Requirement → Would you please repeat the material exactly, from the first line to the last?
### Material provided
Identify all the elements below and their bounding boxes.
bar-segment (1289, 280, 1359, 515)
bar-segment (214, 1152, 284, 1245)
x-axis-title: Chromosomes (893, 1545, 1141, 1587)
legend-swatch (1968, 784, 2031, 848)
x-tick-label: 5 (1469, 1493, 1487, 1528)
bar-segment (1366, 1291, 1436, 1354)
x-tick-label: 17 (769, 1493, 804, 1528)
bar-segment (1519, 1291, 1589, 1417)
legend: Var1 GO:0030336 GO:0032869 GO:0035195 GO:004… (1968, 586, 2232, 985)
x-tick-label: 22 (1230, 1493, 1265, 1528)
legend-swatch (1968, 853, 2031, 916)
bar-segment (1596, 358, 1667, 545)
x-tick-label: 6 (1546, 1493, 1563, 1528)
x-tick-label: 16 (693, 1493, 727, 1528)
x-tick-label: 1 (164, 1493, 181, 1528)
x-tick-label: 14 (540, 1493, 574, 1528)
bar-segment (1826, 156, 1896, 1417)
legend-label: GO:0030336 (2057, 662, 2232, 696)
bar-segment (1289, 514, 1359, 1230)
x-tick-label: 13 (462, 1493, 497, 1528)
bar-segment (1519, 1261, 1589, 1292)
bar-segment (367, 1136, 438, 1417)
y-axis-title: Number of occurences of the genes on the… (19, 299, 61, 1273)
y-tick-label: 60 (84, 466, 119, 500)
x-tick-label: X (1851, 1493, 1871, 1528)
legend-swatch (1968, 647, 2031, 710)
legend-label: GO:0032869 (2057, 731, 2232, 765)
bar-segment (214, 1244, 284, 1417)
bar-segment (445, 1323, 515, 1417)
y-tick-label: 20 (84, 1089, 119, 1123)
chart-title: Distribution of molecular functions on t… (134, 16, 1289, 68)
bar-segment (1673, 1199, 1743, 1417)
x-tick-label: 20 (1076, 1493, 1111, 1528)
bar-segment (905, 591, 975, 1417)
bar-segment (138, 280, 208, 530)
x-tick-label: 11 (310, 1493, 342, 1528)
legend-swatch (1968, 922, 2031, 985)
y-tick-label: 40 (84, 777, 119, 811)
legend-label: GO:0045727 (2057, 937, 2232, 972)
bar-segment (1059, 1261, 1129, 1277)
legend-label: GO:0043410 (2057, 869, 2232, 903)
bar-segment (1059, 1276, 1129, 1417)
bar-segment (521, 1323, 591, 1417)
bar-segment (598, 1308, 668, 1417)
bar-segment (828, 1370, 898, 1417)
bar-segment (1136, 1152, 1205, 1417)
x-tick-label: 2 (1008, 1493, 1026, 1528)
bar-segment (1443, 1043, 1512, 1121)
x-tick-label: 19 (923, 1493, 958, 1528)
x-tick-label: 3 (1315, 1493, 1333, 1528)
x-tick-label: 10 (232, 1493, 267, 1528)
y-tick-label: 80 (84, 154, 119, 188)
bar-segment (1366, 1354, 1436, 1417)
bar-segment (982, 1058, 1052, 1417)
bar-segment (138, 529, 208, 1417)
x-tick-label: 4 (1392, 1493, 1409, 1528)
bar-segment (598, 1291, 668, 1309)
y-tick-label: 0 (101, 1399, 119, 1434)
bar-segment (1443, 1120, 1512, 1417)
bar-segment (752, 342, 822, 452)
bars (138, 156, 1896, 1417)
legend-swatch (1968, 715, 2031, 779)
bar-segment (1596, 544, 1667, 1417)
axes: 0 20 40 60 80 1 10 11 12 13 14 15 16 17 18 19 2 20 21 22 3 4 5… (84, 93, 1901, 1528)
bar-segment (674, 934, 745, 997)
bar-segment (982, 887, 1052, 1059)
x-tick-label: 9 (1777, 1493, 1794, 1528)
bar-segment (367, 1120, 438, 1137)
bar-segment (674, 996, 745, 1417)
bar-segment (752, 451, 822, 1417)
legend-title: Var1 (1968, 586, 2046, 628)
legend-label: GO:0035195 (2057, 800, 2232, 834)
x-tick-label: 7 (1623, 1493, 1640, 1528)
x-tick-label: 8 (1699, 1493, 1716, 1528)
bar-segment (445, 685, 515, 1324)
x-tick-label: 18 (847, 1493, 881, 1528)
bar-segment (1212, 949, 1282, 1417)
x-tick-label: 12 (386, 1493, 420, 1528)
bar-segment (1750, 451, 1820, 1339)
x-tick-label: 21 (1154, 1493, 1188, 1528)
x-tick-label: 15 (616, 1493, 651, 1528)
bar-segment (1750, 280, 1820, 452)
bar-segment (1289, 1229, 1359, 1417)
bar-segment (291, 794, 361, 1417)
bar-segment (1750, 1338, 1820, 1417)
######
Task answer →
Identify all the elements below and their bounding boxes.
bar-segment (1289, 280, 1359, 515)
bar-segment (214, 1152, 284, 1245)
x-axis-title: Chromosomes (893, 1545, 1141, 1587)
legend-swatch (1968, 784, 2031, 848)
x-tick-label: 5 (1469, 1493, 1487, 1528)
bar-segment (1366, 1291, 1436, 1354)
x-tick-label: 17 (769, 1493, 804, 1528)
bar-segment (1519, 1291, 1589, 1417)
legend: Var1 GO:0030336 GO:0032869 GO:0035195 GO:004… (1968, 586, 2232, 985)
x-tick-label: 22 (1230, 1493, 1265, 1528)
legend-swatch (1968, 853, 2031, 916)
bar-segment (1596, 358, 1667, 545)
x-tick-label: 6 (1546, 1493, 1563, 1528)
x-tick-label: 16 (693, 1493, 727, 1528)
x-tick-label: 1 (164, 1493, 181, 1528)
x-tick-label: 14 (540, 1493, 574, 1528)
bar-segment (1826, 156, 1896, 1417)
legend-label: GO:0030336 (2057, 662, 2232, 696)
bar-segment (1289, 514, 1359, 1230)
x-tick-label: 13 (462, 1493, 497, 1528)
bar-segment (1519, 1261, 1589, 1292)
bar-segment (367, 1136, 438, 1417)
y-axis-title: Number of occurences of the genes on the… (19, 299, 61, 1273)
y-tick-label: 60 (84, 466, 119, 500)
x-tick-label: X (1851, 1493, 1871, 1528)
legend-swatch (1968, 647, 2031, 710)
legend-label: GO:0032869 (2057, 731, 2232, 765)
bar-segment (214, 1244, 284, 1417)
bar-segment (445, 1323, 515, 1417)
y-tick-label: 20 (84, 1089, 119, 1123)
chart-title: Distribution of molecular functions on t… (134, 16, 1289, 68)
bar-segment (1673, 1199, 1743, 1417)
x-tick-label: 20 (1076, 1493, 1111, 1528)
bar-segment (905, 591, 975, 1417)
bar-segment (138, 280, 208, 530)
x-tick-label: 11 (310, 1493, 342, 1528)
legend-swatch (1968, 922, 2031, 985)
y-tick-label: 40 (84, 777, 119, 811)
legend-label: GO:0045727 (2057, 937, 2232, 972)
bar-segment (1059, 1261, 1129, 1277)
legend-label: GO:0043410 (2057, 869, 2232, 903)
bar-segment (1059, 1276, 1129, 1417)
bar-segment (521, 1323, 591, 1417)
bar-segment (598, 1308, 668, 1417)
bar-segment (828, 1370, 898, 1417)
bar-segment (1136, 1152, 1205, 1417)
x-tick-label: 2 (1008, 1493, 1026, 1528)
bar-segment (1443, 1043, 1512, 1121)
x-tick-label: 19 (923, 1493, 958, 1528)
x-tick-label: 3 (1315, 1493, 1333, 1528)
x-tick-label: 10 (232, 1493, 267, 1528)
y-tick-label: 80 (84, 154, 119, 188)
bar-segment (1366, 1354, 1436, 1417)
bar-segment (982, 1058, 1052, 1417)
bar-segment (138, 529, 208, 1417)
x-tick-label: 4 (1392, 1493, 1409, 1528)
bar-segment (598, 1291, 668, 1309)
y-tick-label: 0 (101, 1399, 119, 1434)
bar-segment (1443, 1120, 1512, 1417)
bar-segment (752, 342, 822, 452)
bars (138, 156, 1896, 1417)
legend-swatch (1968, 715, 2031, 779)
bar-segment (1596, 544, 1667, 1417)
axes: 0 20 40 60 80 1 10 11 12 13 14 15 16 17 18 19 2 20 21 22 3 4 5… (84, 93, 1901, 1528)
bar-segment (674, 934, 745, 997)
bar-segment (982, 887, 1052, 1059)
x-tick-label: 9 (1777, 1493, 1794, 1528)
bar-segment (367, 1120, 438, 1137)
bar-segment (674, 996, 745, 1417)
bar-segment (752, 451, 822, 1417)
legend-title: Var1 (1968, 586, 2046, 628)
legend-label: GO:0035195 (2057, 800, 2232, 834)
x-tick-label: 7 (1623, 1493, 1640, 1528)
x-tick-label: 8 (1699, 1493, 1716, 1528)
bar-segment (445, 685, 515, 1324)
x-tick-label: 18 (847, 1493, 881, 1528)
bar-segment (1212, 949, 1282, 1417)
x-tick-label: 12 (386, 1493, 420, 1528)
bar-segment (1750, 451, 1820, 1339)
x-tick-label: 21 (1154, 1493, 1188, 1528)
x-tick-label: 15 (616, 1493, 651, 1528)
bar-segment (1750, 280, 1820, 452)
bar-segment (1289, 1229, 1359, 1417)
bar-segment (291, 794, 361, 1417)
bar-segment (1750, 1338, 1820, 1417)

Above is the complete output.